Extracted data entries:
* BEGIN *

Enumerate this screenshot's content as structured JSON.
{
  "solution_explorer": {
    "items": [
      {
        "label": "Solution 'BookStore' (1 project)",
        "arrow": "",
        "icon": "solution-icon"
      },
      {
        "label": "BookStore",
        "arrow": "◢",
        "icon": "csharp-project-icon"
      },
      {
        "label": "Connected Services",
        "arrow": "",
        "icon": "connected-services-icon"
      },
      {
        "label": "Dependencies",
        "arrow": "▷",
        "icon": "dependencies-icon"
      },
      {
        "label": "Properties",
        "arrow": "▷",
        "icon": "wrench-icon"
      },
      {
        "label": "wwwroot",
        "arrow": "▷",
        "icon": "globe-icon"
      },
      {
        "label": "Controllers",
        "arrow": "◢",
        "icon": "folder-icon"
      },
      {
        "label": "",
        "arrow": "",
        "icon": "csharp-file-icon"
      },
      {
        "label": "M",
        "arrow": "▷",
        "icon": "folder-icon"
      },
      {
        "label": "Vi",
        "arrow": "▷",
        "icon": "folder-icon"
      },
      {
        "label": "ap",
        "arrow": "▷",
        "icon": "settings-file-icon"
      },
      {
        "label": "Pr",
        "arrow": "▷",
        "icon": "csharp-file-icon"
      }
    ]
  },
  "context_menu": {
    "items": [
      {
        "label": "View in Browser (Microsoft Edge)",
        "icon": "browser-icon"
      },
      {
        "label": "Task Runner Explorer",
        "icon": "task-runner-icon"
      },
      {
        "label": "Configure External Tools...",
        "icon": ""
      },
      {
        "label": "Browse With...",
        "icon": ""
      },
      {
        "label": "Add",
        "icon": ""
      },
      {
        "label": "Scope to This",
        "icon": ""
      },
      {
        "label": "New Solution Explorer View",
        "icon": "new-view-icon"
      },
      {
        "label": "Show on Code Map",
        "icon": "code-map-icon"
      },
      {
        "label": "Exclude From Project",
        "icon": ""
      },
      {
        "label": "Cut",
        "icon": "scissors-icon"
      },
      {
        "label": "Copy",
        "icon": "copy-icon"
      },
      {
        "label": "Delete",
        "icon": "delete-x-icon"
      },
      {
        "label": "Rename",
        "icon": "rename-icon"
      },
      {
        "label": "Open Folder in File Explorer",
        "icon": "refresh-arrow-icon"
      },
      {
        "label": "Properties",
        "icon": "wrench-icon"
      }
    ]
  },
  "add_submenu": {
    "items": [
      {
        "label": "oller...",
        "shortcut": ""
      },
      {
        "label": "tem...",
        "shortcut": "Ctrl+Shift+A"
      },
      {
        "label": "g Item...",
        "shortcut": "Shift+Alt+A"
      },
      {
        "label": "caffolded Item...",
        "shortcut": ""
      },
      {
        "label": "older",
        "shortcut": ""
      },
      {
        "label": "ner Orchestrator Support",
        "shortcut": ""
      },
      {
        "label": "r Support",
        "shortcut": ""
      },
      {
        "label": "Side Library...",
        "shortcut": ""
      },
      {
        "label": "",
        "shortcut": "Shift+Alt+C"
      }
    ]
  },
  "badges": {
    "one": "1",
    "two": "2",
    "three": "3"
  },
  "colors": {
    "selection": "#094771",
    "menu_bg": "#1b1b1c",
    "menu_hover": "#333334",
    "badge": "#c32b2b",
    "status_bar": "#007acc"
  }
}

* END *

■ **THE EXERCISE**
From the data above, extract every line in its exact form.

■ **THE ANSWER**
Enumerate this screenshot's content as structured JSON.
{
  "solution_explorer": {
    "items": [
      {
        "label": "Solution 'BookStore' (1 project)",
        "arrow": "",
        "icon": "solution-icon"
      },
      {
        "label": "BookStore",
        "arrow": "◢",
        "icon": "csharp-project-icon"
      },
      {
        "label": "Connected Services",
        "arrow": "",
        "icon": "connected-services-icon"
      },
      {
        "label": "Dependencies",
        "arrow": "▷",
        "icon": "dependencies-icon"
      },
      {
        "label": "Properties",
        "arrow": "▷",
        "icon": "wrench-icon"
      },
      {
        "label": "wwwroot",
        "arrow": "▷",
        "icon": "globe-icon"
      },
      {
        "label": "Controllers",
        "arrow": "◢",
        "icon": "folder-icon"
      },
      {
        "label": "",
        "arrow": "",
        "icon": "csharp-file-icon"
      },
      {
        "label": "M",
        "arrow": "▷",
        "icon": "folder-icon"
      },
      {
        "label": "Vi",
        "arrow": "▷",
        "icon": "folder-icon"
      },
      {
        "label": "ap",
        "arrow": "▷",
        "icon": "settings-file-icon"
      },
      {
        "label": "Pr",
        "arrow": "▷",
        "icon": "csharp-file-icon"
      }
    ]
  },
  "context_menu": {
    "items": [
      {
        "label": "View in Browser (Microsoft Edge)",
        "icon": "browser-icon"
      },
      {
        "label": "Task Runner Explorer",
        "icon": "task-runner-icon"
      },
      {
        "label": "Configure External Tools...",
        "icon": ""
      },
      {
        "label": "Browse With...",
        "icon": ""
      },
      {
        "label": "Add",
        "icon": ""
      },
      {
        "label": "Scope to This",
        "icon": ""
      },
      {
        "label": "New Solution Explorer View",
        "icon": "new-view-icon"
      },
      {
        "label": "Show on Code Map",
        "icon": "code-map-icon"
      },
      {
        "label": "Exclude From Project",
        "icon": ""
      },
      {
        "label": "Cut",
        "icon": "scissors-icon"
      },
      {
        "label": "Copy",
        "icon": "copy-icon"
      },
      {
        "label": "Delete",
        "icon": "delete-x-icon"
      },
      {
        "label": "Rename",
        "icon": "rename-icon"
      },
      {
        "label": "Open Folder in File Explorer",
        "icon": "refresh-arrow-icon"
      },
      {
        "label": "Properties",
        "icon": "wrench-icon"
      }
    ]
  },
  "add_submenu": {
    "items": [
      {
        "label": "oller...",
        "shortcut": ""
      },
      {
        "label": "tem...",
        "shortcut": "Ctrl+Shift+A"
      },
      {
        "label": "g Item...",
        "shortcut": "Shift+Alt+A"
      },
      {
        "label": "caffolded Item...",
        "shortcut": ""
      },
      {
        "label": "older",
        "shortcut": ""
      },
      {
        "label": "ner Orchestrator Support",
        "shortcut": ""
      },
      {
        "label": "r Support",
        "shortcut": ""
      },
      {
        "label": "Side Library...",
        "shortcut": ""
      },
      {
        "label": "",
        "shortcut": "Shift+Alt+C"
      }
    ]
  },
  "badges": {
    "one": "1",
    "two": "2",
    "three": "3"
  },
  "colors": {
    "selection": "#094771",
    "menu_bg": "#1b1b1c",
    "menu_hover": "#333334",
    "badge": "#c32b2b",
    "status_bar": "#007acc"
  }
}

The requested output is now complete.